** Start of Records for this exercise **

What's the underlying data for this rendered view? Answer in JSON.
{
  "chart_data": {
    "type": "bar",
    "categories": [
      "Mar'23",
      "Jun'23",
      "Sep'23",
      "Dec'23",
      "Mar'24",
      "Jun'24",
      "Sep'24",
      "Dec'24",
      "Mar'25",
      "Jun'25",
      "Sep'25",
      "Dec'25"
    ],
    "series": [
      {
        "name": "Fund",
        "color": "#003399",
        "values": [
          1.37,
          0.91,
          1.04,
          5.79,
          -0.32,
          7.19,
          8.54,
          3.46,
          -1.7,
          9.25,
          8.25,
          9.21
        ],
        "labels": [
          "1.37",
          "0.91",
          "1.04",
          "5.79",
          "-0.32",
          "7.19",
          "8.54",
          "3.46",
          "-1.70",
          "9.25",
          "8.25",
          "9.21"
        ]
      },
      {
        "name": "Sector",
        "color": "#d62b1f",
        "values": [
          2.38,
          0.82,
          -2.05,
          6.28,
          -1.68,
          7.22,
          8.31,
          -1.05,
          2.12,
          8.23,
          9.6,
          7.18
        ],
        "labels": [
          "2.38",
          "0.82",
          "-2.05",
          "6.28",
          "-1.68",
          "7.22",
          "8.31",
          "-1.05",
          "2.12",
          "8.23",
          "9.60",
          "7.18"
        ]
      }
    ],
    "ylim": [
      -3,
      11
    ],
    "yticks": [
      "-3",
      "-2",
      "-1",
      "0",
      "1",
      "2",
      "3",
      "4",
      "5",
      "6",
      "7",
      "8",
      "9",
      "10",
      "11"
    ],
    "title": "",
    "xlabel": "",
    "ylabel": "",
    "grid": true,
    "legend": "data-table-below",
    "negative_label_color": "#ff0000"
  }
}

** End of Records for this exercise **

--- Required task ---
Output the full listing exactly as it stands.

--- Result of this exercise ---
What's the underlying data for this rendered view? Answer in JSON.
{
  "chart_data": {
    "type": "bar",
    "categories": [
      "Mar'23",
      "Jun'23",
      "Sep'23",
      "Dec'23",
      "Mar'24",
      "Jun'24",
      "Sep'24",
      "Dec'24",
      "Mar'25",
      "Jun'25",
      "Sep'25",
      "Dec'25"
    ],
    "series": [
      {
        "name": "Fund",
        "color": "#003399",
        "values": [
          1.37,
          0.91,
          1.04,
          5.79,
          -0.32,
          7.19,
          8.54,
          3.46,
          -1.7,
          9.25,
          8.25,
          9.21
        ],
        "labels": [
          "1.37",
          "0.91",
          "1.04",
          "5.79",
          "-0.32",
          "7.19",
          "8.54",
          "3.46",
          "-1.70",
          "9.25",
          "8.25",
          "9.21"
        ]
      },
      {
        "name": "Sector",
        "color": "#d62b1f",
        "values": [
          2.38,
          0.82,
          -2.05,
          6.28,
          -1.68,
          7.22,
          8.31,
          -1.05,
          2.12,
          8.23,
          9.6,
          7.18
        ],
        "labels": [
          "2.38",
          "0.82",
          "-2.05",
          "6.28",
          "-1.68",
          "7.22",
          "8.31",
          "-1.05",
          "2.12",
          "8.23",
          "9.60",
          "7.18"
        ]
      }
    ],
    "ylim": [
      -3,
      11
    ],
    "yticks": [
      "-3",
      "-2",
      "-1",
      "0",
      "1",
      "2",
      "3",
      "4",
      "5",
      "6",
      "7",
      "8",
      "9",
      "10",
      "11"
    ],
    "title": "",
    "xlabel": "",
    "ylabel": "",
    "grid": true,
    "legend": "data-table-below",
    "negative_label_color": "#ff0000"
  }
}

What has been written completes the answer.